---------- Metin bloğu
Erkeği öldürmek! -V

"Erkek değildir, erkek gibi görünür. Kadın değil, kadın gibi görünür. Bunlar beni küçük yaşta etkiledi. Benim isyanım bunadır. En önemlisi de, hem gördüm hem de bu günahları kendime yaklaştırmadım. Herkesin biraz beceremediği budur."

ÖZGÜR KADIN YAZI DİZİSİ

Önder Apo 90'lı yıllarda Kürt kişiliği üzerine derin çözümlemeler yapıyor ve aslında kurtuluş için gerekli olanın hem kadının hem de erkeğin kişiliğinin dönüşümü olduğuna inanıyordu. Ne kendisini kul köle eden kadını ne de devlet ve iktidar karşısında biçare olup da kadın üzerinde hakim olan, olmak isteyen erkeği kabul etmiyordu. Erkeklik öldürülmeliydi.

İÇ MUHASEBE VE İÇ ÇATIŞMANIZ ZAYIF

19 Eylül 1996 yılında Önder Apo Mahir Sayın ile yaptığı röportajda erkeği öldürmek üzerine çok kapsamlı değerlendirmeler yapıyor. Toplumda bireyin yetiştirilme tarzını felaket olarak tanımlayan Önder Apo; "TC’nin ideolojik egemenliği bireyi korkunç oranda düşürüyor. Onun da etkilediği aile ve bayağı sivil toplum diyelim, onlar da devletin gölgesi halindedir, izdüşümündedir ve daha da felçli hale getiriyorlar" demektedir.

Kendi tarzında taklitçiliğin olmadığını, gerçekleşmeyi kendi içinde yapmak gerektiğini belirten Önder Apo şu tespitlerde bulunmaktadır;

"Kendi iç savaşımın çok yoğun olmak zorunda. Büyük, en önemli nedeni burada görüyorum. İç muhasebeniz, iç çatışmanız bana göre çok zayıf."

SAHTE ERKEKLERİ YENMENİN BAŞKA YOLU YOK

Devamla; "Ah! nasıl adam olamadım diyorum. Şimdi herkes “bu kadar adın-ünün çıkmış” diyecek. Ama gerçeği söylüyorum. Tam adam olamadım diyorum. Mesela bir erkeğim değil mi? Hiçbir erkeğe benzer halim yoktur. Ah-vah kızlar-kadınlar yani, erkek diye adam da yok karşınızda, Önderin adı çıkmış, ama maalesef adam olamadı. Anlattığınız anlamda erkek olamadı. Bu bizim sahte erkekleri yenmenin başka yolu yok. Adam dört dörtlük erkeklik taslıyor. Erkekliği ben iyi biliyorum. İçinde diktatör yan var, ezme vardır. Birçok çirkinlik vardır. Eğer kendimi böyle yorumlamazsam, ki ciddi yöneliyorum, erkekliği yorumluyorum..." demektedir.
--------------------
---------- Gösterilen kayıtlar
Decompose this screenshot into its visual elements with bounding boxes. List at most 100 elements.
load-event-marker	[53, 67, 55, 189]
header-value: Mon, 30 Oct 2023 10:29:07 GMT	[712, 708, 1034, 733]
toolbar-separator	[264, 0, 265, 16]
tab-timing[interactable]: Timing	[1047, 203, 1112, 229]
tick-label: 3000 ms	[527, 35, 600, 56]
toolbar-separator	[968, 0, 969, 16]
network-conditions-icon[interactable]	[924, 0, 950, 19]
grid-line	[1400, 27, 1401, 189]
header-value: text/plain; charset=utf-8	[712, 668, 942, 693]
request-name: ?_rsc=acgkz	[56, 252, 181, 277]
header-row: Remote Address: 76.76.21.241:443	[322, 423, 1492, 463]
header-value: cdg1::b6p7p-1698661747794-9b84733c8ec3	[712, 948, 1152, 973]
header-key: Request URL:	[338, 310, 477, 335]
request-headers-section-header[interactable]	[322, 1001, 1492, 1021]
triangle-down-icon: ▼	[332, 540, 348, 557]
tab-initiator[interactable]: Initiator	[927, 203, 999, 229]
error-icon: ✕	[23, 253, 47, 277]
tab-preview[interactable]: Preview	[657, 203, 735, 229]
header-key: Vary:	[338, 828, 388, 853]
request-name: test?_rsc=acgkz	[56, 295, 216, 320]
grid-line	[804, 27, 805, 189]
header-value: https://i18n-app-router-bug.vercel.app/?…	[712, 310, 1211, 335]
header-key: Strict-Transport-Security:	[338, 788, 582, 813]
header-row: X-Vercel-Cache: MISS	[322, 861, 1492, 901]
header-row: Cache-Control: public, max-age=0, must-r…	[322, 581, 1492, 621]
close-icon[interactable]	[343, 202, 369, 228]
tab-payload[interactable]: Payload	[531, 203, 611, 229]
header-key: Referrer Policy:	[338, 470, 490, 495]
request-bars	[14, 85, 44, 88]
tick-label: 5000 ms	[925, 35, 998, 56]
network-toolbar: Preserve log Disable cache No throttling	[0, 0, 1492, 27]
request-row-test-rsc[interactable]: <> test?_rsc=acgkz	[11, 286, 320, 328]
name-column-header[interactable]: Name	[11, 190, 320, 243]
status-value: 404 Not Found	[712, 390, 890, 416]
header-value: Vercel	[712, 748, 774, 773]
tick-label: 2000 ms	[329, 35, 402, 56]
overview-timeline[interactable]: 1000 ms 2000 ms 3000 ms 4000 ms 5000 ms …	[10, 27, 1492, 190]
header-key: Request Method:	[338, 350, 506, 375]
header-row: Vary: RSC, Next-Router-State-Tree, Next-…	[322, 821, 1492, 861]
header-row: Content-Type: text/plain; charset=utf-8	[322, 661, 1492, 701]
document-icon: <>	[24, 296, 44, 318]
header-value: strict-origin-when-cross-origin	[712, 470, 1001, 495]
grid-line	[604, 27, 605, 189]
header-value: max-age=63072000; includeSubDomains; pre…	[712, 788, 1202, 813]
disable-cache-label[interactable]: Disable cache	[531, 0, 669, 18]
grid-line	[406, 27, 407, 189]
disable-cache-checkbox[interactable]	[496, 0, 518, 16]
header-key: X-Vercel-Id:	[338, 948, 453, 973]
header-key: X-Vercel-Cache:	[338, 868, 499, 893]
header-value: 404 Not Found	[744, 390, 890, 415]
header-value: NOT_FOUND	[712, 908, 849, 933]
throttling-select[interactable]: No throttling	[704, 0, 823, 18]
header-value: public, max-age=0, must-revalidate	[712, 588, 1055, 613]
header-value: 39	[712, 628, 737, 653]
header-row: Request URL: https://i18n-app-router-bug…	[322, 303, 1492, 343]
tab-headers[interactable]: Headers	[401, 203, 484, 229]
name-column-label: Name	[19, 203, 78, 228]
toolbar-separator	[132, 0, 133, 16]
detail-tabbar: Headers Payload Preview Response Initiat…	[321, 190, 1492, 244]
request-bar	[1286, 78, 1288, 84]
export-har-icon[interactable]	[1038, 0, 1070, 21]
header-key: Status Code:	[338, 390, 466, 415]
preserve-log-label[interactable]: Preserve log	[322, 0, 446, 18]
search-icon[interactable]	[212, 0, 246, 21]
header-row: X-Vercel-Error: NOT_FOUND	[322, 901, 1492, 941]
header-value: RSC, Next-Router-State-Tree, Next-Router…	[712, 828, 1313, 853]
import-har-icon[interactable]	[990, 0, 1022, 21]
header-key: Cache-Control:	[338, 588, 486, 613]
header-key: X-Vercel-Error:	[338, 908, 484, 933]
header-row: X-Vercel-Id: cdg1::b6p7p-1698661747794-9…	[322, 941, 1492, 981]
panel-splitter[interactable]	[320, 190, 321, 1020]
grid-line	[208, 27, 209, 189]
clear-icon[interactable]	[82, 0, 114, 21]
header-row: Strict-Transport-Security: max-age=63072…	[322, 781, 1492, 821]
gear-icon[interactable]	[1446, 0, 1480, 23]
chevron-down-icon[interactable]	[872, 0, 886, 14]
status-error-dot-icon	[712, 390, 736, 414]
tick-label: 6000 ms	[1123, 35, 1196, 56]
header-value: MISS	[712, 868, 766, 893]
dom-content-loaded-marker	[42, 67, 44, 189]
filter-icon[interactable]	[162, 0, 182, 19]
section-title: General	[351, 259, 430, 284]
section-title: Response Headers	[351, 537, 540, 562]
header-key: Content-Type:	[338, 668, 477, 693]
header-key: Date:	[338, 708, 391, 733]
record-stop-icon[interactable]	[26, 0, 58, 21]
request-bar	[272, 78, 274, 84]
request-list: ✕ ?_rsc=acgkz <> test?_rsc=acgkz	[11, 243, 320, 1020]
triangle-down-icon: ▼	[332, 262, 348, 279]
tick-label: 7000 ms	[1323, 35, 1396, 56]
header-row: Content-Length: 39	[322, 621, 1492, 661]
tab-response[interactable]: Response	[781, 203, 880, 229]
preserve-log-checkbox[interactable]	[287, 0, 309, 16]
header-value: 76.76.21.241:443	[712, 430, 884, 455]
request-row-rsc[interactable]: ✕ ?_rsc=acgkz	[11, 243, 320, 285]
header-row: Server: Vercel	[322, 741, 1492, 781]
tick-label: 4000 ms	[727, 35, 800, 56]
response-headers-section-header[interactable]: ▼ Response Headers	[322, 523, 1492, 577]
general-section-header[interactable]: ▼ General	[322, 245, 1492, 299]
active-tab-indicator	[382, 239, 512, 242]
--------------------
→ **Yazılı alıştırma 1**:
Erkeği öldürmek üzerine metne dayanarak şu soruları yanıtlayın:
(a) Metinde sözü edilen röportaj hangi tarihte ve kiminle yapıldı?
(b) Metne göre aile ve sivil toplum neyin gölgesi halindedir?
(c) "İç muhasebeniz, iç çatışmanız" sözleriyle başlayan cümlede bunlar nasıl nitelendiriliyor?
→ **Yazılı alıştırma 2**: Erkeği öldürmek üzerine metni kaldığı yerden bir paragrafla sürdürün.

→ **Görev yanıtı 1**:
(a) 19 Eylül 1996'da, Mahir Sayın ile.
(b) Devletin gölgesi halindedir.
(c) Çok zayıf olarak nitelendiriliyor.

→ **Görev yanıtı 2**:
KADINI TOPLUM İÇİNDE BÜYÜTMEK İÇİN…

Bunu niye eksik görüyorsunuz? Bu tür bir erkeği öldürmek doğru değil mi sosyalist olarak? diye soran Mahir Sayın'a şu yanıtı veriyor Önder Apo:

" Gayet tabii! Kızlar niye geliyorlar? Kadın niye geliyor? Bu erkekliği biraz aştığım için geliyorlar. Klasik erkek yeniliyor. Bu da büyük bağlılığa, Zeynep Kınacılar olayında olduğu gibi çok büyük bir kahramanlığa yol açıyor. Yani esasta onu dürten, böyle bir olaya götüren, bizim yendiğimiz erkeklik oluyor."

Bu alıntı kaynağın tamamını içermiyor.